◆ WORK TO COMPLETE ◆
Copy out every line of the records where the string "доступа" occurs.

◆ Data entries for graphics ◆
____

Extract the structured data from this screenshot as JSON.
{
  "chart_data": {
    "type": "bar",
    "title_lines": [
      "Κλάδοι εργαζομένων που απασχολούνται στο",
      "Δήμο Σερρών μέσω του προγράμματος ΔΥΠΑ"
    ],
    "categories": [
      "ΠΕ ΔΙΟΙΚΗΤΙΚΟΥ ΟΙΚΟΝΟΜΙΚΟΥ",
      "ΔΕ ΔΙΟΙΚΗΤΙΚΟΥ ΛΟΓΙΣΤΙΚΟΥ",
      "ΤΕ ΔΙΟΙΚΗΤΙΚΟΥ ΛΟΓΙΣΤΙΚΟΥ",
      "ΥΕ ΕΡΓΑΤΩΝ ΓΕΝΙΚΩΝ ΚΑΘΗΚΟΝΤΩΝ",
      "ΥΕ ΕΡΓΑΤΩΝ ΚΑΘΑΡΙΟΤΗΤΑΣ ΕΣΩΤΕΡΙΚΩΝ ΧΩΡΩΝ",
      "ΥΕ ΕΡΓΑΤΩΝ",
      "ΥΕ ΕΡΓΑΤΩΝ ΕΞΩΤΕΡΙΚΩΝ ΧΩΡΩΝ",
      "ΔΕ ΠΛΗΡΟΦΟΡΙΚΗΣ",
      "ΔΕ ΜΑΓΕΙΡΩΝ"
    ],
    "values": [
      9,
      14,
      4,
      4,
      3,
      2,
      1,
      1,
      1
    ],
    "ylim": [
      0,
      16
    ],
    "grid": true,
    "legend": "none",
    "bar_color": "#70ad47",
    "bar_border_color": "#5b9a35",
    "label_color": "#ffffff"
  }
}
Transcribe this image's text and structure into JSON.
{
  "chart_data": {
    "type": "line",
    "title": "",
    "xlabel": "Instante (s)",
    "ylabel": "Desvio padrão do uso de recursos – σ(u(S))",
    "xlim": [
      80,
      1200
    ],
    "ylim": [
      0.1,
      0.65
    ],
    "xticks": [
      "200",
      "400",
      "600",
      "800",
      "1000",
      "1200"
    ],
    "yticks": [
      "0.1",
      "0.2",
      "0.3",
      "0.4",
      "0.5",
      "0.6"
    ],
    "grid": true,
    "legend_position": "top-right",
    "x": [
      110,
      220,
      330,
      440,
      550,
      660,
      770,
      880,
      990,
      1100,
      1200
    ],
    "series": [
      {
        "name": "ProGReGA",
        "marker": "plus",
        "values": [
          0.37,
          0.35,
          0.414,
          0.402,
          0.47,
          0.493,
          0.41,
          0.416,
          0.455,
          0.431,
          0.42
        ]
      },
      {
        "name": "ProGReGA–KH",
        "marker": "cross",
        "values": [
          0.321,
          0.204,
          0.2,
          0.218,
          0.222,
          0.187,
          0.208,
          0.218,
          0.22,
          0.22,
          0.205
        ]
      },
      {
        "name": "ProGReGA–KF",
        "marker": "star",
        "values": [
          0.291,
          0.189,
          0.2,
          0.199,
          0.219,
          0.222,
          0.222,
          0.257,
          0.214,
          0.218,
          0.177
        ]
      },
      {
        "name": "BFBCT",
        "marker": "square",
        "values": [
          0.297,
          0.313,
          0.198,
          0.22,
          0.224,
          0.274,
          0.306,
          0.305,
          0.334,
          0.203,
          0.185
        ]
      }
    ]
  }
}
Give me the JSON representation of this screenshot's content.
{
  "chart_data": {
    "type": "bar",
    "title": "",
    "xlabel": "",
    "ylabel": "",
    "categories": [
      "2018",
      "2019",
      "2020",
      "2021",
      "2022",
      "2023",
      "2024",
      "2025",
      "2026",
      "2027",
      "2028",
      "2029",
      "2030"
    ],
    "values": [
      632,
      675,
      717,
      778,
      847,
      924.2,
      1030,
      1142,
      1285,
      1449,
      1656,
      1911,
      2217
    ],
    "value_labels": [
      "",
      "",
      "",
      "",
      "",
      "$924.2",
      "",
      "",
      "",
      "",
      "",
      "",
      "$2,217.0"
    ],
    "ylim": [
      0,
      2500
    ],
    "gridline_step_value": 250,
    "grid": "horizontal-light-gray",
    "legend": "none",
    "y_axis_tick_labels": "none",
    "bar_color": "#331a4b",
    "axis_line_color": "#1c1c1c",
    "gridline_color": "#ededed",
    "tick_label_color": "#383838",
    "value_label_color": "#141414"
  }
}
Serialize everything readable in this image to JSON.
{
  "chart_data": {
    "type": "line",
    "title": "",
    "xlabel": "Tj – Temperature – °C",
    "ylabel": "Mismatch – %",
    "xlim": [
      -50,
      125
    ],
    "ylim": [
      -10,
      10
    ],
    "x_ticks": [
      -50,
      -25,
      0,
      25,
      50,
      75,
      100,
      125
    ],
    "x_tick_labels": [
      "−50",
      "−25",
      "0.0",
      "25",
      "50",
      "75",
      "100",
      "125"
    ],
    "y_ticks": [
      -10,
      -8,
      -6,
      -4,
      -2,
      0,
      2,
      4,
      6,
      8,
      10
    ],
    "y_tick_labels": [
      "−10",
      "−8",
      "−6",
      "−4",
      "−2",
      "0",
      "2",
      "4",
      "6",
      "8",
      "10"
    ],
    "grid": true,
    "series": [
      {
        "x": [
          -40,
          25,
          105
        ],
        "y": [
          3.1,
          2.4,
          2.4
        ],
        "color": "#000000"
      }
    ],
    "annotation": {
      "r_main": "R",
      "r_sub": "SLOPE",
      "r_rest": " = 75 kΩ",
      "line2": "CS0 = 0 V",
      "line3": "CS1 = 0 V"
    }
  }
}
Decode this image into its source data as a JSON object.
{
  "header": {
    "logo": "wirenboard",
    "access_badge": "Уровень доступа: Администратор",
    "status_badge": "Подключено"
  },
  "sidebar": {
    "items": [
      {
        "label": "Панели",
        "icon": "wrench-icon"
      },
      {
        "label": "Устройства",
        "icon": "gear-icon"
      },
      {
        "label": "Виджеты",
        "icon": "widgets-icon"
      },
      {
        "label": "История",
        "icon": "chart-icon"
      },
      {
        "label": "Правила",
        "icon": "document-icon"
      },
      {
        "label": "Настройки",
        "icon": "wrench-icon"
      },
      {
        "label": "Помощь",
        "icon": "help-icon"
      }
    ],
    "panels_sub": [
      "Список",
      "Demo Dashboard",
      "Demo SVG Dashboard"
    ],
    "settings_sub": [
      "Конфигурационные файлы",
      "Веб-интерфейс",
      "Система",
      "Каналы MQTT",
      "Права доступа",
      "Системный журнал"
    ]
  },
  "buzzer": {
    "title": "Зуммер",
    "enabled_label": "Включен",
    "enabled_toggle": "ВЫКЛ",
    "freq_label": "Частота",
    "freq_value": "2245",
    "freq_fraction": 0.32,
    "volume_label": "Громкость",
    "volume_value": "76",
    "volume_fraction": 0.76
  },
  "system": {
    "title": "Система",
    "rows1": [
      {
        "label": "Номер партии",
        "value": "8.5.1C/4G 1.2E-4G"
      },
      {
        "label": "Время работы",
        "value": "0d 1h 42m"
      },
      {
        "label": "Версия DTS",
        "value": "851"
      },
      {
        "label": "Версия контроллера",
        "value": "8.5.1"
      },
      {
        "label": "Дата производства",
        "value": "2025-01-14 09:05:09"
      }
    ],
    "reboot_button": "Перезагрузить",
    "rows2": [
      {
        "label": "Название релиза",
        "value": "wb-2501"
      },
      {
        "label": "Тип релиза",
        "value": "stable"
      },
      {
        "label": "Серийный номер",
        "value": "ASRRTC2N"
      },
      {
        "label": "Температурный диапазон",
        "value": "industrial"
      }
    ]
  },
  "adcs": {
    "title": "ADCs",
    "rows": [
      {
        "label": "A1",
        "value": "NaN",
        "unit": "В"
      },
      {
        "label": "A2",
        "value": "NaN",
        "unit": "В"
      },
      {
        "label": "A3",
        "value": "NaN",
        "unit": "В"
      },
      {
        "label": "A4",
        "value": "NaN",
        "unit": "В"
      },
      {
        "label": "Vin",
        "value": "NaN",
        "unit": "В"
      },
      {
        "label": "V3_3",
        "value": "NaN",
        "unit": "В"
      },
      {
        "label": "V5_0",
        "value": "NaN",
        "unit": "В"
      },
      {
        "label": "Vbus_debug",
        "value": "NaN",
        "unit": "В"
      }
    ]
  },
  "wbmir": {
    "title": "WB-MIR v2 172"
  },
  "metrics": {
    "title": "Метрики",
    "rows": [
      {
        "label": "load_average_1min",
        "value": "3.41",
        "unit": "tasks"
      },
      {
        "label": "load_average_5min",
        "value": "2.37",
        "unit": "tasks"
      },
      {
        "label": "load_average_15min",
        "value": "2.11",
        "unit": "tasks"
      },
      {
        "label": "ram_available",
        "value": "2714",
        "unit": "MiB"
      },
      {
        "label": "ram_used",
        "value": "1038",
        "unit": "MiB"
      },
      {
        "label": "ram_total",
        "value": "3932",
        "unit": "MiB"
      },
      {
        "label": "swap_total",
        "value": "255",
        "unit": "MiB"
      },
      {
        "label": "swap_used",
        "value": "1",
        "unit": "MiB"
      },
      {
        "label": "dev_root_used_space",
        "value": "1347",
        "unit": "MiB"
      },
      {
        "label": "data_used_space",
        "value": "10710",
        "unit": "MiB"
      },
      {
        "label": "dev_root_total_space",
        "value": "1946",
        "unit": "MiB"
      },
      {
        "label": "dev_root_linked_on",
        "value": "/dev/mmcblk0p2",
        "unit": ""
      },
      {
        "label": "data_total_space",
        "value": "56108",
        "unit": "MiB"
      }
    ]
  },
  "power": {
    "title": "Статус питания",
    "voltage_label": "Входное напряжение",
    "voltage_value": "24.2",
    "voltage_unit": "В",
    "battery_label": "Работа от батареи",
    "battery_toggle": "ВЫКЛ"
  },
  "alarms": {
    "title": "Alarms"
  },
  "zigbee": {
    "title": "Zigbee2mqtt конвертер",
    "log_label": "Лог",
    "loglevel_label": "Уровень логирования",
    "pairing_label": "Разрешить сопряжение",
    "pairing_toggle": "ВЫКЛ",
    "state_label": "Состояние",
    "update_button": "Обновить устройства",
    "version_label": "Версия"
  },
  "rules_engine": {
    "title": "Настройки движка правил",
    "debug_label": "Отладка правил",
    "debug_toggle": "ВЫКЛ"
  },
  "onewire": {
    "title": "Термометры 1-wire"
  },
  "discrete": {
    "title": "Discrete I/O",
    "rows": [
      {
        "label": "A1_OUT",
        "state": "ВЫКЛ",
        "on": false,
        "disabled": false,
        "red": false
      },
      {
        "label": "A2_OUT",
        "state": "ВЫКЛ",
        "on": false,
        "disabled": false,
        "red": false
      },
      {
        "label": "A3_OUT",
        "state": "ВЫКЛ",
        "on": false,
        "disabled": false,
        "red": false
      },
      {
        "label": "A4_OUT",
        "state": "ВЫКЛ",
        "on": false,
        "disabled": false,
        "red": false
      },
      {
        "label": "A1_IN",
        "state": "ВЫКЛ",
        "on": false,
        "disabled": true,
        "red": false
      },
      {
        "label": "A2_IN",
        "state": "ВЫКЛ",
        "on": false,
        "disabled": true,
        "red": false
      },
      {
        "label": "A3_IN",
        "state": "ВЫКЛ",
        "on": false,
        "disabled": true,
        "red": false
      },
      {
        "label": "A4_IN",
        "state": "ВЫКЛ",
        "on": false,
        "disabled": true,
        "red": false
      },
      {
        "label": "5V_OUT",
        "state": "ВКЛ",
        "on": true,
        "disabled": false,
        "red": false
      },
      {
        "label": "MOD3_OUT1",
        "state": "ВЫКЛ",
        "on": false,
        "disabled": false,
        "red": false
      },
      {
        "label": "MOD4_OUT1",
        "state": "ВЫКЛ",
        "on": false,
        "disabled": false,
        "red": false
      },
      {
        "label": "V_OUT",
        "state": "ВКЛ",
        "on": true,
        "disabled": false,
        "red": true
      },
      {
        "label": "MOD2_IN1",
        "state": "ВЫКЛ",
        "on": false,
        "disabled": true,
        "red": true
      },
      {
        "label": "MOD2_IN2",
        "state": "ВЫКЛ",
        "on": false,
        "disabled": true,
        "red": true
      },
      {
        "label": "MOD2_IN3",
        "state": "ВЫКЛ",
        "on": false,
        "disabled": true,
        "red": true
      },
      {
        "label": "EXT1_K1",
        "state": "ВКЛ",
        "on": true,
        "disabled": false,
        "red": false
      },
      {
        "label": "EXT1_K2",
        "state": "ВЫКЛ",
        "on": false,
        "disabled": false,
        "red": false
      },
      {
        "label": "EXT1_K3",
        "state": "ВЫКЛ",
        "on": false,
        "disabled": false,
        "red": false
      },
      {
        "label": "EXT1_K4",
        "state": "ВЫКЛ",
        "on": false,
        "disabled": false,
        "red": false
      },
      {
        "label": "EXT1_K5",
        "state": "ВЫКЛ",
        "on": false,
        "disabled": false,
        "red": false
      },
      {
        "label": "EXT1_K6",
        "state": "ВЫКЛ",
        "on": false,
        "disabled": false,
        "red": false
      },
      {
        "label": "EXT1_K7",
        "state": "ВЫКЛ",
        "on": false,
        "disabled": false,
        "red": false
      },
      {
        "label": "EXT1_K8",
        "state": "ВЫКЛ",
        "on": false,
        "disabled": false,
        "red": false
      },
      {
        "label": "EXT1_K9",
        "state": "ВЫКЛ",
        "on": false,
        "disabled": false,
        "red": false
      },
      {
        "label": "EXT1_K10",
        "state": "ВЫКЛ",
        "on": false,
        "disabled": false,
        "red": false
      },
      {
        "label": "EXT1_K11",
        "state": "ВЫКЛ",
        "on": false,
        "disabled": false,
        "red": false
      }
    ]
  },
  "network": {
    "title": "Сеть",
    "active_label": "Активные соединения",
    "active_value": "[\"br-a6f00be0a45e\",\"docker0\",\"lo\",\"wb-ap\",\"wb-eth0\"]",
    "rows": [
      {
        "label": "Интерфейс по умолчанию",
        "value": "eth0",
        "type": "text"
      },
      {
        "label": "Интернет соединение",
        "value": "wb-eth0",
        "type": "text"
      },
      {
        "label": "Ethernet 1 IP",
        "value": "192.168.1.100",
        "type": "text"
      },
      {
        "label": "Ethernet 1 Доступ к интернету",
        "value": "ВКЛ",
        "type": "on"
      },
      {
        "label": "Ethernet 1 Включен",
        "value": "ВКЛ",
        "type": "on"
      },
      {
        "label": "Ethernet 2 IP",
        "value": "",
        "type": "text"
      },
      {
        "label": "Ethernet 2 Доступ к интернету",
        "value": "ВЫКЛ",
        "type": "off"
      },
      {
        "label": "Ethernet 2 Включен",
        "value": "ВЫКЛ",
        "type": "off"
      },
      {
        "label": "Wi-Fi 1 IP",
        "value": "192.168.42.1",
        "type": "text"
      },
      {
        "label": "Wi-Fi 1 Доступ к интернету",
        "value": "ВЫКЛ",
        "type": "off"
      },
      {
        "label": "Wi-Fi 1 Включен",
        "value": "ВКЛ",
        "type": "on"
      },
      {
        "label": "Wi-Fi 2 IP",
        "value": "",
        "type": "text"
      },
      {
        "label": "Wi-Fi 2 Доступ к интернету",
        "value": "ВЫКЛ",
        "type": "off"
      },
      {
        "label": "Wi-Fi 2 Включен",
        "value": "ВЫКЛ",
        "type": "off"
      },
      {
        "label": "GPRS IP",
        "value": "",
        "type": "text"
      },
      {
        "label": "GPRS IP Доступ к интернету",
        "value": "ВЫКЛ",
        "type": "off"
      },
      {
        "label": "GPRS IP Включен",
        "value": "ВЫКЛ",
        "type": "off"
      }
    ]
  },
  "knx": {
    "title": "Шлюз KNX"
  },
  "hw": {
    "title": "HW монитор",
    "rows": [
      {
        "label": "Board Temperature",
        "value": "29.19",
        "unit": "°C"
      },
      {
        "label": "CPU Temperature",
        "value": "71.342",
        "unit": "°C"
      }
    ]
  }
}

____

◆ RESPONSE TO THE EXERCISE ◆
    "access_badge": "Уровень доступа: Администратор",
      "Права доступа",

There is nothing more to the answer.